-- SUPPLIED RECORDS --
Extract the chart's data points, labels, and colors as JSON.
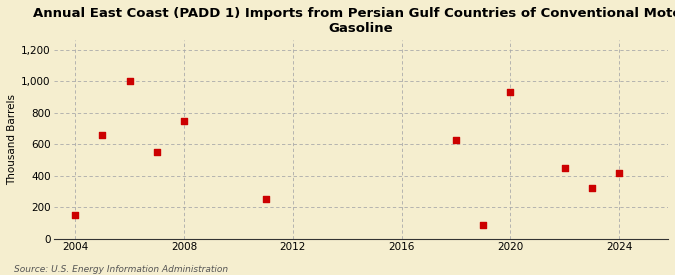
{
  "title_line1": "Annual East Coast (PADD 1) Imports from Persian Gulf Countries of Conventional Motor",
  "title_line2": "Gasoline",
  "ylabel": "Thousand Barrels",
  "source": "Source: U.S. Energy Information Administration",
  "background_color": "#f5eecf",
  "marker_color": "#cc0000",
  "x_data": [
    2004,
    2005,
    2006,
    2007,
    2008,
    2011,
    2018,
    2019,
    2020,
    2022,
    2023,
    2024
  ],
  "y_data": [
    150,
    660,
    1000,
    550,
    750,
    255,
    630,
    90,
    930,
    450,
    325,
    420
  ],
  "xlim": [
    2003.2,
    2025.8
  ],
  "ylim": [
    0,
    1260
  ],
  "yticks": [
    0,
    200,
    400,
    600,
    800,
    1000,
    1200
  ],
  "ytick_labels": [
    "0",
    "200",
    "400",
    "600",
    "800",
    "1,000",
    "1,200"
  ],
  "xticks": [
    2004,
    2008,
    2012,
    2016,
    2020,
    2024
  ],
  "grid_color": "#aaaaaa",
  "title_fontsize": 9.5,
  "axis_fontsize": 7.5,
  "source_fontsize": 6.5
}
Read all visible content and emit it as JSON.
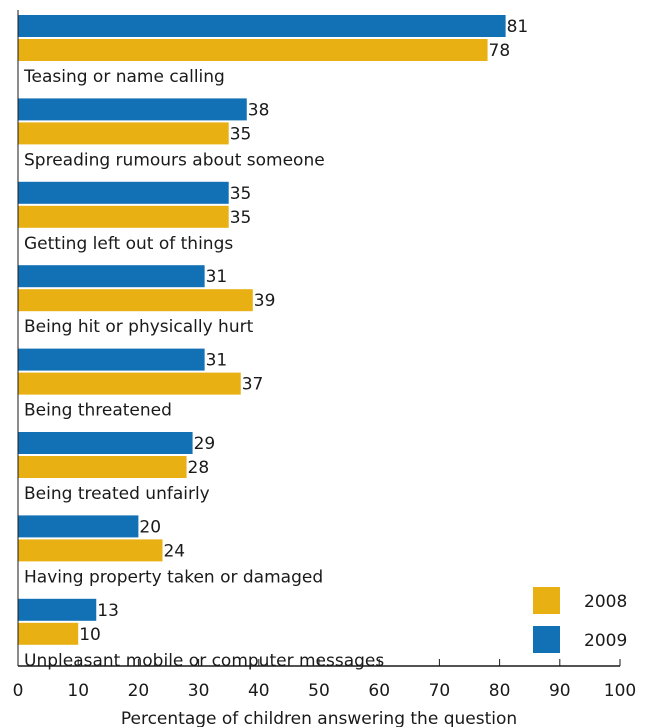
{
  "chart_data": {
    "type": "bar",
    "orientation": "horizontal",
    "categories": [
      "Teasing or name calling",
      "Spreading rumours about someone",
      "Getting left out of things",
      "Being hit or physically hurt",
      "Being threatened",
      "Being treated unfairly",
      "Having property taken or damaged",
      "Unpleasant mobile or computer messages"
    ],
    "series": [
      {
        "name": "2009",
        "color": "#1270b5",
        "values": [
          81,
          38,
          35,
          31,
          31,
          29,
          20,
          13
        ]
      },
      {
        "name": "2008",
        "color": "#e8b012",
        "values": [
          78,
          35,
          35,
          39,
          37,
          28,
          24,
          10
        ]
      }
    ],
    "xlabel": "Percentage of children answering the question",
    "ylabel": "",
    "xlim": [
      0,
      100
    ],
    "xticks": [
      0,
      10,
      20,
      30,
      40,
      50,
      60,
      70,
      80,
      90,
      100
    ],
    "legend": {
      "placement": "bottom-right",
      "entries": [
        {
          "name": "2008",
          "color": "#e8b012"
        },
        {
          "name": "2009",
          "color": "#1270b5"
        }
      ]
    },
    "grid": false,
    "data_labels": true
  }
}
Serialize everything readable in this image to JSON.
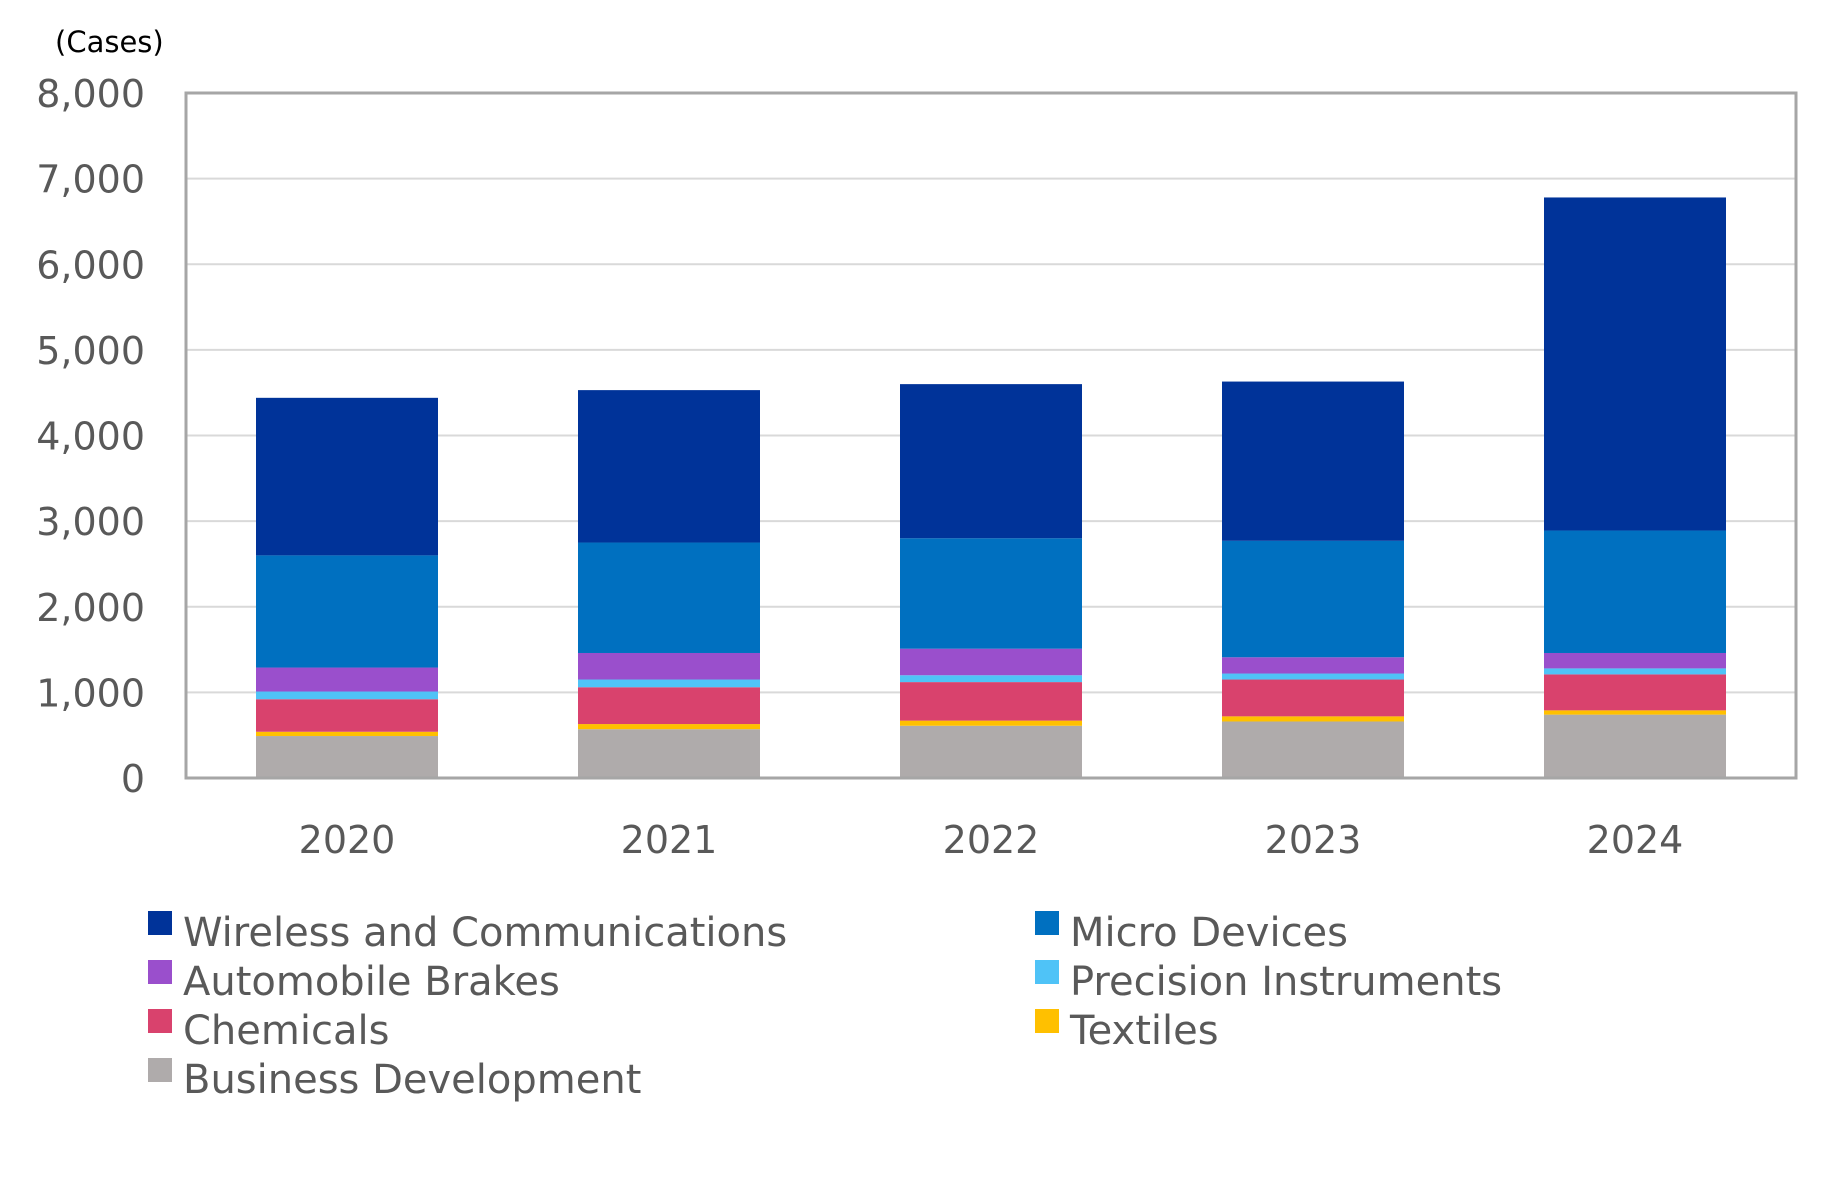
{
  "chart_data": {
    "type": "bar",
    "stacked": true,
    "title": "",
    "unit_label": "(Cases)",
    "xlabel": "",
    "ylabel": "",
    "ylim": [
      0,
      8000
    ],
    "yticks": [
      0,
      1000,
      2000,
      3000,
      4000,
      5000,
      6000,
      7000,
      8000
    ],
    "ytick_labels": [
      "0",
      "1,000",
      "2,000",
      "3,000",
      "4,000",
      "5,000",
      "6,000",
      "7,000",
      "8,000"
    ],
    "grid": true,
    "legend_position": "bottom",
    "categories": [
      "2020",
      "2021",
      "2022",
      "2023",
      "2024"
    ],
    "series": [
      {
        "name": "Business Development",
        "color": "#AFABAB",
        "values": [
          490,
          570,
          610,
          660,
          740
        ]
      },
      {
        "name": "Textiles",
        "color": "#FFC000",
        "values": [
          50,
          60,
          60,
          60,
          50
        ]
      },
      {
        "name": "Chemicals",
        "color": "#D9426D",
        "values": [
          380,
          430,
          450,
          430,
          420
        ]
      },
      {
        "name": "Precision Instruments",
        "color": "#4FC3F7",
        "values": [
          90,
          90,
          80,
          70,
          70
        ]
      },
      {
        "name": "Automobile Brakes",
        "color": "#9A4FCC",
        "values": [
          280,
          310,
          310,
          190,
          180
        ]
      },
      {
        "name": "Micro Devices",
        "color": "#0070C0",
        "values": [
          1310,
          1290,
          1290,
          1360,
          1430
        ]
      },
      {
        "name": "Wireless and Communications",
        "color": "#003399",
        "values": [
          1840,
          1780,
          1800,
          1860,
          3890
        ]
      }
    ],
    "legend_order": [
      "Wireless and Communications",
      "Micro Devices",
      "Automobile Brakes",
      "Precision Instruments",
      "Chemicals",
      "Textiles",
      "Business Development"
    ]
  }
}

-- SET TASK --
What is the number of lines in the listing above that contain the string "JSON"? Give only the number.

-- RESPONSE TO THIS EXERCISE --
3